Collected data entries
# # # #
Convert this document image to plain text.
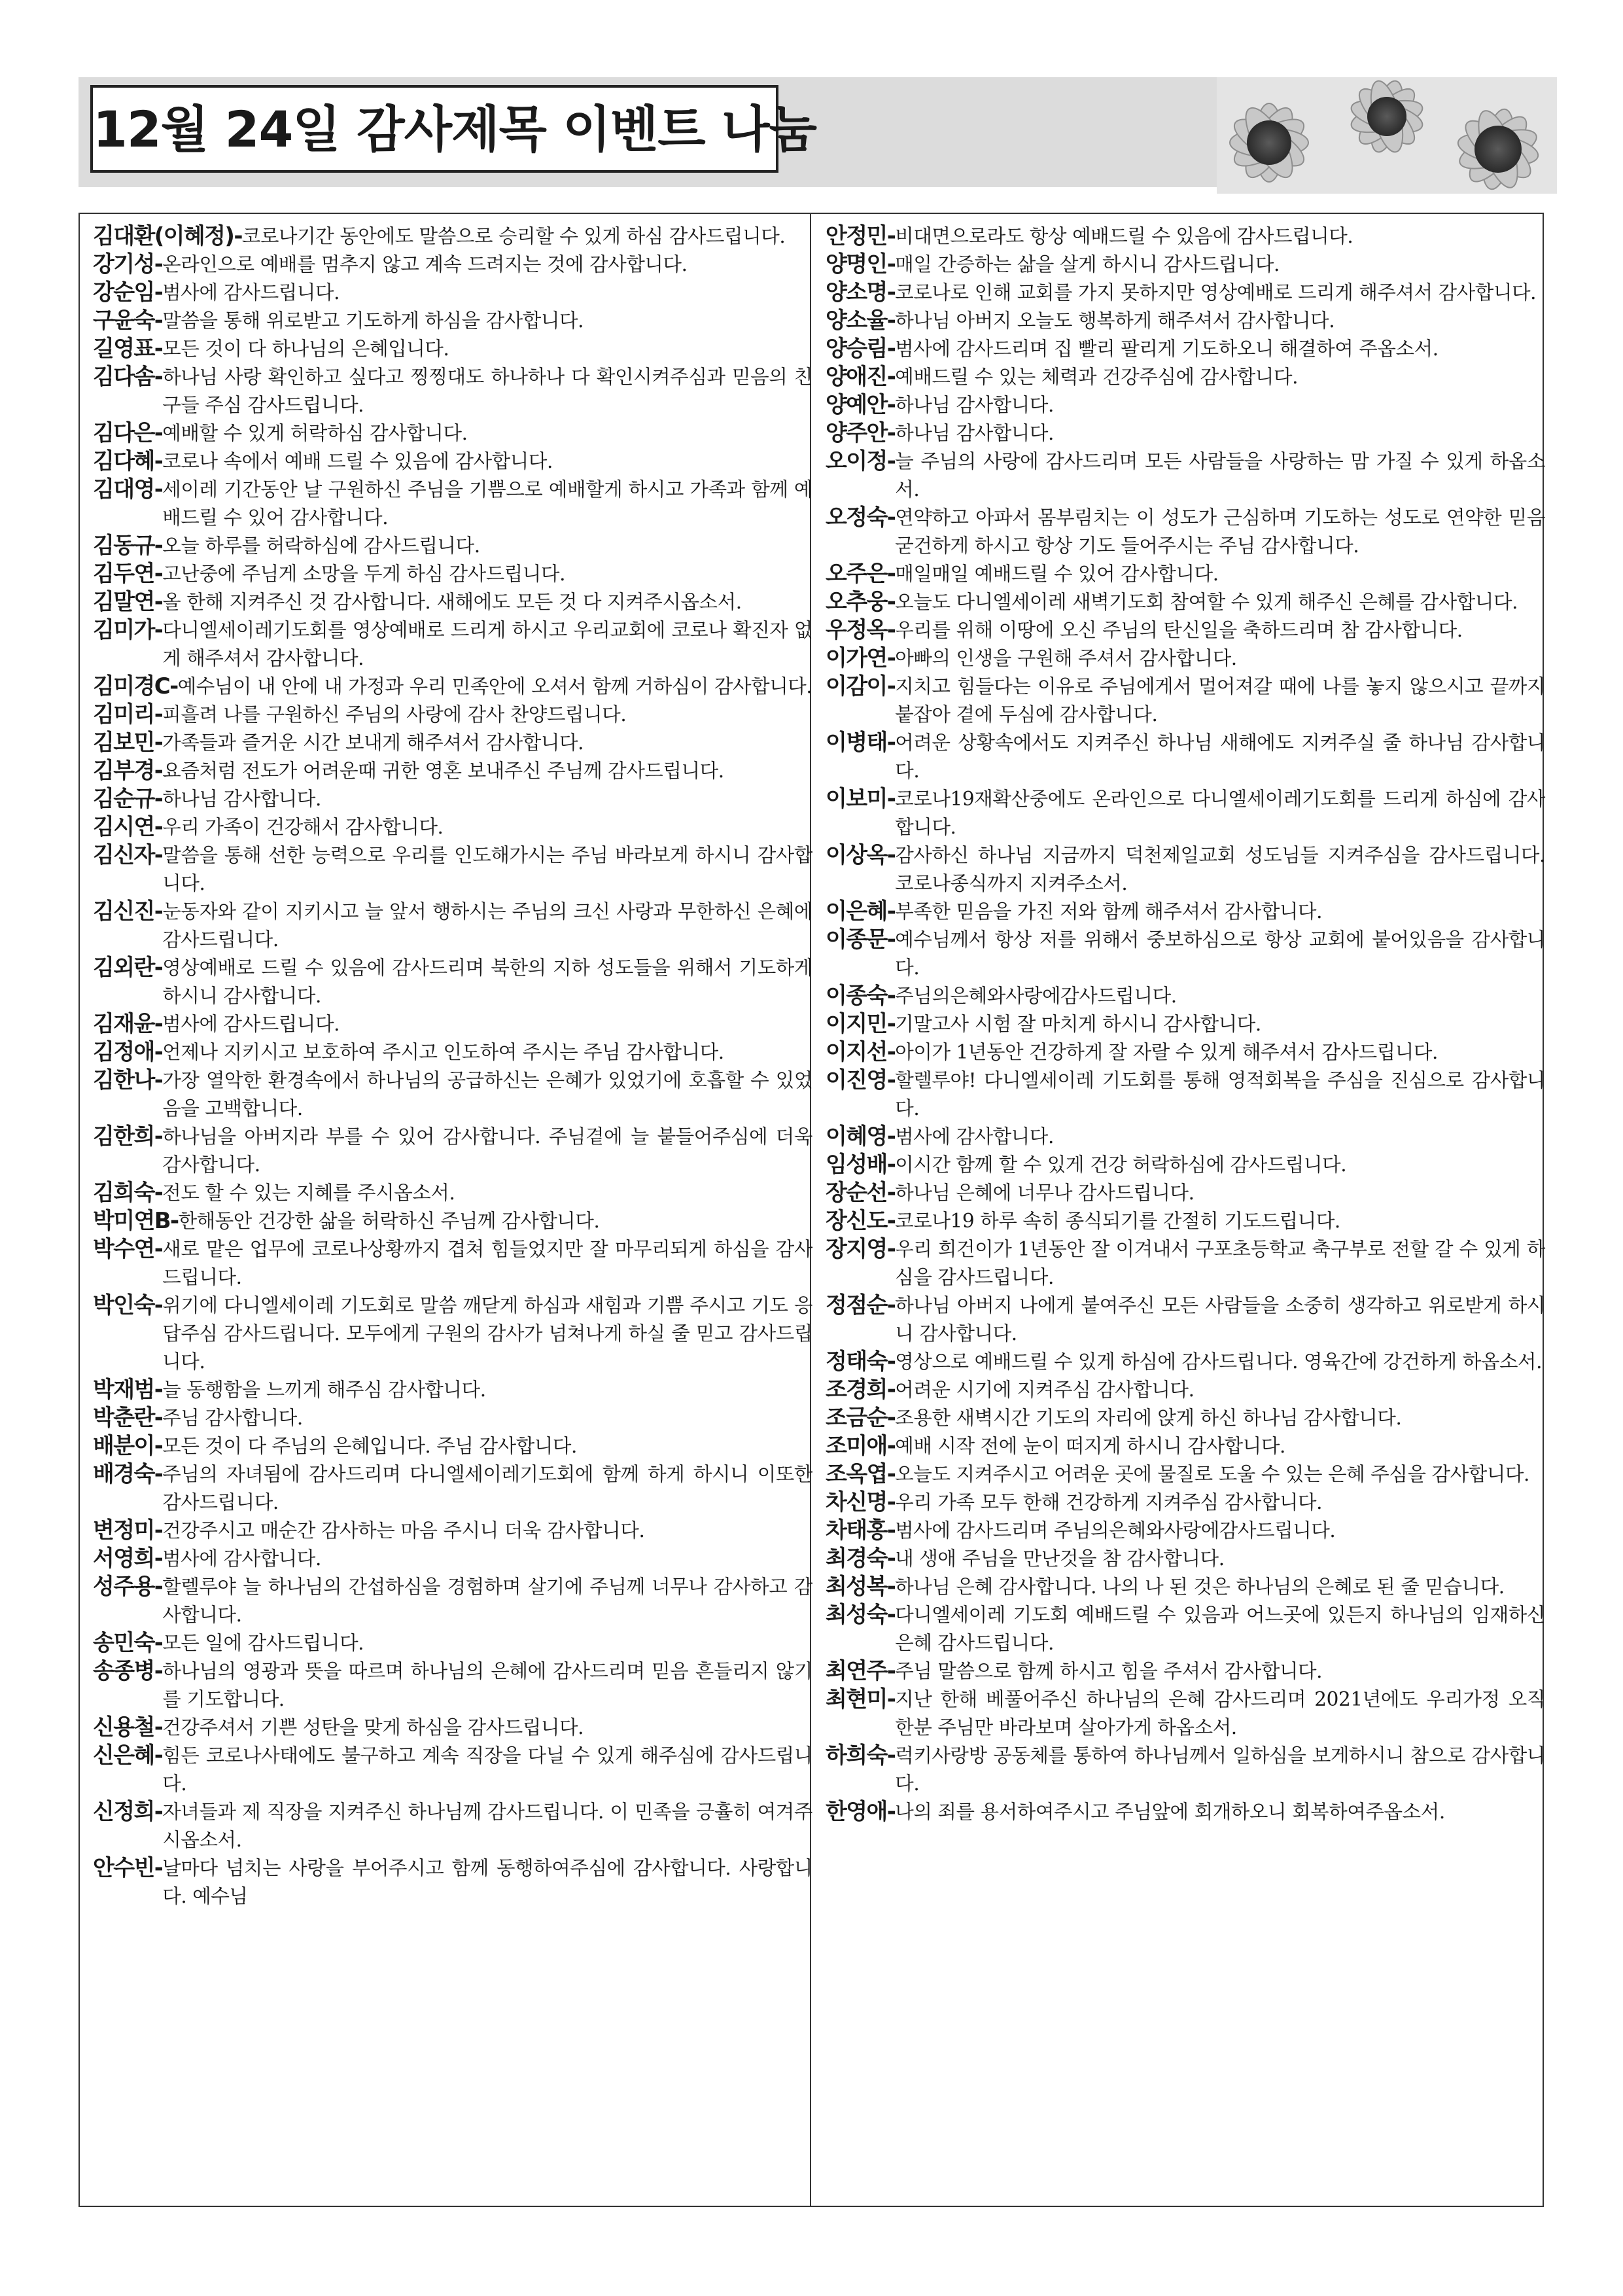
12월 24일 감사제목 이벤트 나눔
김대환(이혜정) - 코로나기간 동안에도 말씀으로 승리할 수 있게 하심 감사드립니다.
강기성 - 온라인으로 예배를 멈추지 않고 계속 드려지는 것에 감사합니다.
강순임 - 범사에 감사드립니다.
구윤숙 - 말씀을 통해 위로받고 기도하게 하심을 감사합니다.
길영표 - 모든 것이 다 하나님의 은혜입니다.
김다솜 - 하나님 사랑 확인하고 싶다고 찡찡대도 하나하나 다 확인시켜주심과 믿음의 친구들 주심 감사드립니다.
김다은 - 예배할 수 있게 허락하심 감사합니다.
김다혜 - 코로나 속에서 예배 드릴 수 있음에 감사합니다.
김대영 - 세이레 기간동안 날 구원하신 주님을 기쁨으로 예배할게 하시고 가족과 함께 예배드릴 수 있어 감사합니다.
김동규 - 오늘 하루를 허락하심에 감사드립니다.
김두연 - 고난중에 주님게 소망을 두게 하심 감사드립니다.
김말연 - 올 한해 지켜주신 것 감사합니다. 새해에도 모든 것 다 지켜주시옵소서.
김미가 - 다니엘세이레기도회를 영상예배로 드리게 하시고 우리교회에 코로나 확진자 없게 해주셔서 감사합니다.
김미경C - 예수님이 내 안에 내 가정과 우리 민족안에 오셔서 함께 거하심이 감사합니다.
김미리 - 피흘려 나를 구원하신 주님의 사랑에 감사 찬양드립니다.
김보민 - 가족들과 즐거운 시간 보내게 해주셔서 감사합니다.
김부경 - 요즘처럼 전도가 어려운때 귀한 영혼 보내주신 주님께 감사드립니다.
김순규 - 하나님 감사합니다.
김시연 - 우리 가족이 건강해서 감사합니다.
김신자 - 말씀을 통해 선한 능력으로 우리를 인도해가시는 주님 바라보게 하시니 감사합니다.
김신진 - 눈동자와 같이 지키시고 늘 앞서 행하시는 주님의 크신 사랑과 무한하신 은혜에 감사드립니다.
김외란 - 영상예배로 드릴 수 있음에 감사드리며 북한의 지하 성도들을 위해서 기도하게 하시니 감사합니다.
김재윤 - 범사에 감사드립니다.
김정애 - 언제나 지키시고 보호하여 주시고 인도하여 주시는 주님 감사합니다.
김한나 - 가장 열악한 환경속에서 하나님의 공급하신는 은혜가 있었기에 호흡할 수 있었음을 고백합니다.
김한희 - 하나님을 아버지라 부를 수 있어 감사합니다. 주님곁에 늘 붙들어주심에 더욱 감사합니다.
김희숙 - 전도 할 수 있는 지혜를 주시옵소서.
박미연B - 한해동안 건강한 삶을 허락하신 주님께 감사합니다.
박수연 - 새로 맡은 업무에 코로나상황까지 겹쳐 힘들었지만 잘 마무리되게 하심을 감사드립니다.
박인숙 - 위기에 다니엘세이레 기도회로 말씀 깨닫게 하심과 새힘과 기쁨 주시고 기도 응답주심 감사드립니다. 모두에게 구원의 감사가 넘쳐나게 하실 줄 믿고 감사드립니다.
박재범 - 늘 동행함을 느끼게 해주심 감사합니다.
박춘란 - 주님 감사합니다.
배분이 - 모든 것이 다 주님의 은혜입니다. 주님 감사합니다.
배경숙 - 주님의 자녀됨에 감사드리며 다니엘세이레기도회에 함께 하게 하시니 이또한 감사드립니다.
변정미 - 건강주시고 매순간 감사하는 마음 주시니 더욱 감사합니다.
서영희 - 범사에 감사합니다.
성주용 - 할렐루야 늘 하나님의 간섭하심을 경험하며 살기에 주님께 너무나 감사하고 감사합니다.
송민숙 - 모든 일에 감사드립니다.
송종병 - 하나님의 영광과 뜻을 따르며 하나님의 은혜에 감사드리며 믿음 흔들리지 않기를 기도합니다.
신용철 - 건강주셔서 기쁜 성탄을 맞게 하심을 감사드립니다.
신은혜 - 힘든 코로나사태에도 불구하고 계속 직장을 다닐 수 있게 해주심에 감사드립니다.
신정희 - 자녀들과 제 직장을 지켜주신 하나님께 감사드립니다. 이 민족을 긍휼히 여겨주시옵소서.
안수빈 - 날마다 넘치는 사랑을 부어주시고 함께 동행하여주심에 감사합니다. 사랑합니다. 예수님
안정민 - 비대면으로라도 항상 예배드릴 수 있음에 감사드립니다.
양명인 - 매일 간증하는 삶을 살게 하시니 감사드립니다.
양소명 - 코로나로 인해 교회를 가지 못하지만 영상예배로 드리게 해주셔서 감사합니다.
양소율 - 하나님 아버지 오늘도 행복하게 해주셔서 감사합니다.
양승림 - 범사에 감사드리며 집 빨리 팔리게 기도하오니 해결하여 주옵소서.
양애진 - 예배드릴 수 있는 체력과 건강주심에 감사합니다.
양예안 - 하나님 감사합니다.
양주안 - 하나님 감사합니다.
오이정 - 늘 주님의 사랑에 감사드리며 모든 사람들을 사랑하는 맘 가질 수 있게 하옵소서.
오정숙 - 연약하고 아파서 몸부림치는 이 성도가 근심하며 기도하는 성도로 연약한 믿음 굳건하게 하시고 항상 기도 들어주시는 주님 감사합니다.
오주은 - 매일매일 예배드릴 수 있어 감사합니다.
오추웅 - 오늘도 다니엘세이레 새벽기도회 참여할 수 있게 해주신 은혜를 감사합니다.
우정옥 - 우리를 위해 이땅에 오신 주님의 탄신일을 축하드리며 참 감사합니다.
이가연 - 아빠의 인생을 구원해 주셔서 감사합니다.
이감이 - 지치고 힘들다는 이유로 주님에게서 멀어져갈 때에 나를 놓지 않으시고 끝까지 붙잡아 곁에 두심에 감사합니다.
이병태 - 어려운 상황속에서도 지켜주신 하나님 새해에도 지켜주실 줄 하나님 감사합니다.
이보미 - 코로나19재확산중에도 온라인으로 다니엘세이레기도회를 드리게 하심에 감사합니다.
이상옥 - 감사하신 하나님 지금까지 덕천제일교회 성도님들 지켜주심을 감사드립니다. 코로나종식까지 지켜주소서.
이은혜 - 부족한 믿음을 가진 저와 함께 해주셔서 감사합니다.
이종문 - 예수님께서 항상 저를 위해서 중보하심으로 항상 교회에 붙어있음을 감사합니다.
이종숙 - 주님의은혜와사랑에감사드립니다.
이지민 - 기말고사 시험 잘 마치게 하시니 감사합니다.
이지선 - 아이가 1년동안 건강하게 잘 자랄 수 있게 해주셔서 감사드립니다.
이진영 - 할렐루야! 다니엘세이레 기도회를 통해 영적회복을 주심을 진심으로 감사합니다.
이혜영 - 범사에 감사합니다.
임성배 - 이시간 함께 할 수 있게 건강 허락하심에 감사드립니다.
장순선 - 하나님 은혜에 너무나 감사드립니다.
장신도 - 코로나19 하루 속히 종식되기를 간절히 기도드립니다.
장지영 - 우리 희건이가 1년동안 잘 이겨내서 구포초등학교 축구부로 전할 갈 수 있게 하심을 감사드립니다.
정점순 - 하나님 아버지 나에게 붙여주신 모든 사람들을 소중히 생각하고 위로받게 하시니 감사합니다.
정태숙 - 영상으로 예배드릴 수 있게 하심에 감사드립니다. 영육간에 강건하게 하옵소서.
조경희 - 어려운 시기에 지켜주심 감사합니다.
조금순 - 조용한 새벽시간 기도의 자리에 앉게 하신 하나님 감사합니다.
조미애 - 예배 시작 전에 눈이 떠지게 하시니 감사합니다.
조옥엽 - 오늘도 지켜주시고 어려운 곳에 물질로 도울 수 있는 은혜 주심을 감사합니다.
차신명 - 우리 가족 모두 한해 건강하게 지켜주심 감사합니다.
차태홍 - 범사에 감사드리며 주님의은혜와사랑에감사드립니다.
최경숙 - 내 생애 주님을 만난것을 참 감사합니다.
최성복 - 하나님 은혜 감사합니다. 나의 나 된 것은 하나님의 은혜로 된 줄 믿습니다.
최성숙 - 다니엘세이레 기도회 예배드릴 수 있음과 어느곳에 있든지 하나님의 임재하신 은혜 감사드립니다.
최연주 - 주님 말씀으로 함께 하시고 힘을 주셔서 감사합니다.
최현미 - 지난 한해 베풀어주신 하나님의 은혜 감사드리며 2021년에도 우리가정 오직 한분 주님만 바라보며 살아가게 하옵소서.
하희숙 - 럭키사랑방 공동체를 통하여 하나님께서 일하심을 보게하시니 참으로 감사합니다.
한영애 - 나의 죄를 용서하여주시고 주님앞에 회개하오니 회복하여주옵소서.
# # # #
*WRITTEN PROBLEM*
In the listing, find each line with the string "하옵소서" and copy it.

*COMPLETE ANSWER*
오이정 - 늘 주님의 사랑에 감사드리며 모든 사람들을 사랑하는 맘 가질 수 있게 하옵소서.
정태숙 - 영상으로 예배드릴 수 있게 하심에 감사드립니다. 영육간에 강건하게 하옵소서.
최현미 - 지난 한해 베풀어주신 하나님의 은혜 감사드리며 2021년에도 우리가정 오직 한분 주님만 바라보며 살아가게 하옵소서.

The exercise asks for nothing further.